Carry on the postmortem about the ATLAS Online database outage from the point where it stops.

#### [EXCERPTED PASSAGE]
= = = = =

PostMortem06June2020 < DB

DB Web>PostMortems>PostMortem06June2020 (2020-06-15, AndreiDumitru)

ATLAS Online database not accessible from the ATLAS Technical and Coordination Network (ATCN)

ATLAS Online database not accessible from the ATLAS Technical and Coordination Network (ATCN)
Description
Impact
Time line of the incident
Analysis
- Email informing the d513-a-ipy-lbr7t-11 stopped responding

Description

The ATLAS Online Database (ATONR) is was accessible from the ATCN (ATLAS Technical and Control Network) since Saturaday 6th of June 2020 7:00 until Sunday 7th of June 2020 19:20. The root cause is the failure of the switch which makes the link between ATCN and ATONR database in the Computer Center. The database was always up and running, accessible to clients from GPN, but the majority of applications using this database are in the ATCN.

Impact

Database applications in the ATCN could not connect to the ATONR database. When the ATONR database is unavailable the ATLAS Detector Control System starts buffering detector data to disk and if database connectivity is not restored then the local disk space will run out for the DCS systems.

= = = = =

#### [RECORDED INFORMATION]
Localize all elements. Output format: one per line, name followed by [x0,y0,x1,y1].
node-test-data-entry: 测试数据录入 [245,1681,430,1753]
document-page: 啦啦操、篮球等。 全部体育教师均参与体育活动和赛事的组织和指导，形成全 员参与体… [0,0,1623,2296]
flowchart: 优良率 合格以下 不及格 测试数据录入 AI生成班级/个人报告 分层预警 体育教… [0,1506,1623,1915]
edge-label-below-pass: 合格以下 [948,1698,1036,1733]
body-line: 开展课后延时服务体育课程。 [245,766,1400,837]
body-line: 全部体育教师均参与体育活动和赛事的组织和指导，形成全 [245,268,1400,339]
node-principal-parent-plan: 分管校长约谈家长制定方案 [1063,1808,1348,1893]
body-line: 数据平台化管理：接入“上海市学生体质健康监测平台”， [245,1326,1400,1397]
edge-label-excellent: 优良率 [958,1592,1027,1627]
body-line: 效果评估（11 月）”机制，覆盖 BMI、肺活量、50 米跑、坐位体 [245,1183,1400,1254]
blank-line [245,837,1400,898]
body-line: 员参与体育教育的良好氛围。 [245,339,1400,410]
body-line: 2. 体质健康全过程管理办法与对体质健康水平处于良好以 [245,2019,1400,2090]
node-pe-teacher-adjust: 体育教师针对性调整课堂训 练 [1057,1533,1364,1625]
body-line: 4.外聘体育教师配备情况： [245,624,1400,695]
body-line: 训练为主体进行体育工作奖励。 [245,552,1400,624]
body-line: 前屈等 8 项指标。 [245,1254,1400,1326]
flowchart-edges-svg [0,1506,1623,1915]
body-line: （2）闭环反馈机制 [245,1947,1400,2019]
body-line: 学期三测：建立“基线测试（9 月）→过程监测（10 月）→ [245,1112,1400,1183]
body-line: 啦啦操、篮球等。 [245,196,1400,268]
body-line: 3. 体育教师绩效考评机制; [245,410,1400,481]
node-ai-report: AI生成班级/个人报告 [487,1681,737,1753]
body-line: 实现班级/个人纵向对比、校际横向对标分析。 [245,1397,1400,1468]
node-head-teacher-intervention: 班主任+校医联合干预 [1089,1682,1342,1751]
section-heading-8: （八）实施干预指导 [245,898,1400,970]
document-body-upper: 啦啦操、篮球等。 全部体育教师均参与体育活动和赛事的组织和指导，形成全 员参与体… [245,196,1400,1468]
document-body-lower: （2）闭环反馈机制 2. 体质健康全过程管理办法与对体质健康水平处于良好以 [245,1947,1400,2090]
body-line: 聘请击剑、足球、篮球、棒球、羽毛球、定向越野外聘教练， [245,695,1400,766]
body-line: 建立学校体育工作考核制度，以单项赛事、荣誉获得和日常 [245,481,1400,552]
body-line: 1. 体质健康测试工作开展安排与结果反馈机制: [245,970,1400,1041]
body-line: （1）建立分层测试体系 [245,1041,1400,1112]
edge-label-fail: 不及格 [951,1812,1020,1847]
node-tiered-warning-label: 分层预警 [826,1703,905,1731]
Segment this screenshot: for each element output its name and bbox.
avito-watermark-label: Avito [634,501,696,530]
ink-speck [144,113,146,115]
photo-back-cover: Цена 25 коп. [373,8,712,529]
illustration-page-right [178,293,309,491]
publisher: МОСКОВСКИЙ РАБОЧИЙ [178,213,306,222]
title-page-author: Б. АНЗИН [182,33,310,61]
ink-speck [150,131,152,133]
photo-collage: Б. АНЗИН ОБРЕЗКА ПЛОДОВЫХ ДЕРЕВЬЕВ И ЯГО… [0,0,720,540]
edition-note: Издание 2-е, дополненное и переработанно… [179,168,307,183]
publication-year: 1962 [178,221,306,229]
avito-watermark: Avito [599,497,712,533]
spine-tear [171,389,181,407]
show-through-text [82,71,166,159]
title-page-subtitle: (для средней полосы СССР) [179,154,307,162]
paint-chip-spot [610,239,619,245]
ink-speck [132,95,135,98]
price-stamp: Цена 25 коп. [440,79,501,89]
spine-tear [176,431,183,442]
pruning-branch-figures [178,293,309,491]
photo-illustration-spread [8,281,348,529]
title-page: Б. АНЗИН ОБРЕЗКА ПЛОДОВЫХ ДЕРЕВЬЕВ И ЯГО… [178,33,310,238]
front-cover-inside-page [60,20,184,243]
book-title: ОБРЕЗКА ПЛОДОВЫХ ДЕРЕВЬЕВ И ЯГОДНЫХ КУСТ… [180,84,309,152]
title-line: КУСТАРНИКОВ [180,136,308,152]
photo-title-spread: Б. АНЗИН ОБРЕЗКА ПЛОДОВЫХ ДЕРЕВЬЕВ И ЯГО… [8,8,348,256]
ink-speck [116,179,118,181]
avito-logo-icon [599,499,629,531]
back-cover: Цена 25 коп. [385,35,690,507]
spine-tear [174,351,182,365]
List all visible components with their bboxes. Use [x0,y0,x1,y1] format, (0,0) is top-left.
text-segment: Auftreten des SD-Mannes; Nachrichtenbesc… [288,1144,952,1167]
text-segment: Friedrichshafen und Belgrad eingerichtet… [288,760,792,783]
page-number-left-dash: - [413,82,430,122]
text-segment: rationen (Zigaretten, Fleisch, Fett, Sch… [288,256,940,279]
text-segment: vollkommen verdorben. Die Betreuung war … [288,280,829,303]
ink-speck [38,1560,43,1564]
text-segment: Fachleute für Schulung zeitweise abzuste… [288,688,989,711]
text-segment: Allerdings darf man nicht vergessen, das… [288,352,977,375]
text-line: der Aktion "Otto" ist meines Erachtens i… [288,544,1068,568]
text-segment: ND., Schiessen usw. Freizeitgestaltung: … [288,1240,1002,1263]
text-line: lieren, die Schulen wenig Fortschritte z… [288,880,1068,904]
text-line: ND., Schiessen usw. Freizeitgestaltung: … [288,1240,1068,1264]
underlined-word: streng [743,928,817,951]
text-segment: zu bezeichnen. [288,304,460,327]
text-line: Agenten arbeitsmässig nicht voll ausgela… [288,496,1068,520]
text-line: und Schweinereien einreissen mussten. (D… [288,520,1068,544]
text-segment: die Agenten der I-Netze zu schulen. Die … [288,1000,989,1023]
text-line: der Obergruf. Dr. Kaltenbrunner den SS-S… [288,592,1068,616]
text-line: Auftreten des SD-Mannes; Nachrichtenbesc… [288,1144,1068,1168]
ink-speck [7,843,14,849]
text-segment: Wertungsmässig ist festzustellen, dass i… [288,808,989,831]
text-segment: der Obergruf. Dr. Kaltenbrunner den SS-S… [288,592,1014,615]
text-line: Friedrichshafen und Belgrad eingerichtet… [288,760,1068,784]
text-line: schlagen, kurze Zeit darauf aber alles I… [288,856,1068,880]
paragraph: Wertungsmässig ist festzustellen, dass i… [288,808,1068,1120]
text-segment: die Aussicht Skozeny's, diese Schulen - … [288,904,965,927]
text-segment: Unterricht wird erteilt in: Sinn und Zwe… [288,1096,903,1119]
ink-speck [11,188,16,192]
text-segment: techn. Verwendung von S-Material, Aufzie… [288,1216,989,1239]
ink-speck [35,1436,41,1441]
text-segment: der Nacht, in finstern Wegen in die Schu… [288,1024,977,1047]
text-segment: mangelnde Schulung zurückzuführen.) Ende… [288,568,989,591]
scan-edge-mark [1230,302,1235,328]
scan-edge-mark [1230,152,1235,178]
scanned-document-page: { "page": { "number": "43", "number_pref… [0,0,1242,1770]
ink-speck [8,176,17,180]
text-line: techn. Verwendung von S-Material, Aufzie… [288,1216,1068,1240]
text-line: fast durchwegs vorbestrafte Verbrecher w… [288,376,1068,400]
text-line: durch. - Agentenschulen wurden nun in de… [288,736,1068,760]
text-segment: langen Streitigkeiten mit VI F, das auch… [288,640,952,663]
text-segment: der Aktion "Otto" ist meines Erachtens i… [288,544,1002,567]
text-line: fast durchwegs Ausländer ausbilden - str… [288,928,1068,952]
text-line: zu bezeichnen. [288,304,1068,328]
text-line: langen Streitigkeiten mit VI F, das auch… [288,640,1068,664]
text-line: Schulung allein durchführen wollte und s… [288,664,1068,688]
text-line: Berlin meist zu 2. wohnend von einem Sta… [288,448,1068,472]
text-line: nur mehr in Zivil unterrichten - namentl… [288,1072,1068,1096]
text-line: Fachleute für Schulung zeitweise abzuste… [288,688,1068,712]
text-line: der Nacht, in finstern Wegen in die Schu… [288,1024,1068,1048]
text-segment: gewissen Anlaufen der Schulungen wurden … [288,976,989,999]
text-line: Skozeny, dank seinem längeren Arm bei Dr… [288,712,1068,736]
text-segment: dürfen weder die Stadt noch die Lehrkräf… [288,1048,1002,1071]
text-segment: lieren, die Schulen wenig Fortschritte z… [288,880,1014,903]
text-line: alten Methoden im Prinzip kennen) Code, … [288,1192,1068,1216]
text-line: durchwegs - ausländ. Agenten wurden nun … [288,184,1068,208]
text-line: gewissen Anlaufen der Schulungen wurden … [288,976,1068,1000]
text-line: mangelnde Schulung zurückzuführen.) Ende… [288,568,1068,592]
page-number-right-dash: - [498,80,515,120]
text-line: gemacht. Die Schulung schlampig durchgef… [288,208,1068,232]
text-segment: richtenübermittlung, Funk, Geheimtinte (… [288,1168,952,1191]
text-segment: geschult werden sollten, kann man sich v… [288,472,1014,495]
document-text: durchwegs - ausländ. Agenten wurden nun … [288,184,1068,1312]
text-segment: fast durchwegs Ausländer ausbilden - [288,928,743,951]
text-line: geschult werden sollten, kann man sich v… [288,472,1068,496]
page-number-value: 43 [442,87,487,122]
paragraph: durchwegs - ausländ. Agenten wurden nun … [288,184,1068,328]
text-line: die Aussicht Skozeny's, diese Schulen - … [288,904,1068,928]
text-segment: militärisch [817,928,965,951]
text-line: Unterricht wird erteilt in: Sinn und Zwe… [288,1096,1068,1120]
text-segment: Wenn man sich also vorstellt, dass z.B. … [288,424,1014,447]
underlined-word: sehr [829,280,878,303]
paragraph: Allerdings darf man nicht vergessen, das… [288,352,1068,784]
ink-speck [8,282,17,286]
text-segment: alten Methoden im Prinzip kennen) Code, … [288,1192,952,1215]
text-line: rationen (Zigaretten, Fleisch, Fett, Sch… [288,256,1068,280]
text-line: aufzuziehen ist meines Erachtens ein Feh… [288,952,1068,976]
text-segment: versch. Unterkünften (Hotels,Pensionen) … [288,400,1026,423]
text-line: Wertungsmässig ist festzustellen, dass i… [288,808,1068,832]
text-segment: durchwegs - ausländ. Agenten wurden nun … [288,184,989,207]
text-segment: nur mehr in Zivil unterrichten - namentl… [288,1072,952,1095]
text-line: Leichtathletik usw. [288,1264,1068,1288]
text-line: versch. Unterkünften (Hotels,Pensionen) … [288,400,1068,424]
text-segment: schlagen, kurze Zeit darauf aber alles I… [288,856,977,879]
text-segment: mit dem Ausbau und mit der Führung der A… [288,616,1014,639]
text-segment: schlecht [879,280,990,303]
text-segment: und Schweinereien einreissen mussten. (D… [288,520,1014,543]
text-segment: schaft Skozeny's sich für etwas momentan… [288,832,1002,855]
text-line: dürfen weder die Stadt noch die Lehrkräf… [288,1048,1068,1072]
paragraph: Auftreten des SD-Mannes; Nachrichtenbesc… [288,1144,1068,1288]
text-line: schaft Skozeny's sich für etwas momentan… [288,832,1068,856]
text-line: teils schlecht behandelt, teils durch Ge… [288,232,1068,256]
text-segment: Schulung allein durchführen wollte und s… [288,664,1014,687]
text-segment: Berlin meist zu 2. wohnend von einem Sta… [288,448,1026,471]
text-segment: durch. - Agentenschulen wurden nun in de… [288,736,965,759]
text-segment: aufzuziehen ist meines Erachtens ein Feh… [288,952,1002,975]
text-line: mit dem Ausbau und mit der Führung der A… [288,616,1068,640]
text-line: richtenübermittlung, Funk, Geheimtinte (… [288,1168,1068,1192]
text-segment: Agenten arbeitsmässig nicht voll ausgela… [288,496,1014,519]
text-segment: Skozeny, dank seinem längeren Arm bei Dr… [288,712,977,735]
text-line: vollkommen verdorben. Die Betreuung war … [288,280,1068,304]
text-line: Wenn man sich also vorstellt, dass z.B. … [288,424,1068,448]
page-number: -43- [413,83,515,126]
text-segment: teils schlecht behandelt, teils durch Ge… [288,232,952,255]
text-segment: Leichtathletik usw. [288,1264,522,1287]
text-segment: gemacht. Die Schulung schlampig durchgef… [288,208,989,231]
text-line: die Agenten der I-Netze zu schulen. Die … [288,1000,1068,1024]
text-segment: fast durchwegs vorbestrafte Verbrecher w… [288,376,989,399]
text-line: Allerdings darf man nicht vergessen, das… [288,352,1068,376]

= = = = =

#### [EXERCISE RESPONSE]
Time line of the incident

06-June-2020 07:00 : Switch D513-A-IPY-LBR7T-11 failed. Connection from the ATLAS Technical and Control Network to the ATLAS Online database (ATONR) was lost. Database was accessible only through the GPN link.
06-June-2020 07:01 : Network monitoring tools detected the failure immediately, and as this switch is defined as “EXPERIMENT” an alarm was raised and an e-mail was sent to Network.Communications@cernNOSPAMPLEASE.ch and atlas-tdaq-sysadmins@cernNOSPAMPLEASE.ch at 7:01am on Staurday morning.
06-June-2020 10:42 : Ticket opened by ATLAS INC2455807 - (by default assigned to the Service Desk when opened; no Service Desk available during the weekend)
06-June-2020 10:50 : Email sent to certain people in IT-DB about the lack of connectivity from the ATCN to the ATONR database (no piquet service for Database Services during LS2)
07-June-2020 09:44 : The Computer Center operator was contacted by an ATLAS TDAQ Sysadmin via phone
07-June-2020 10:32 : Computer Center Operator contacted IT-DB via phone
07-June-2020 11:27 : Ticket opened by IT-DB to the Campus Network Service on Sunday morning to track this issue and provide more deatails - INC2456692 (by default assigned to the Service Desk when opened; no Service Desk available during the weekend)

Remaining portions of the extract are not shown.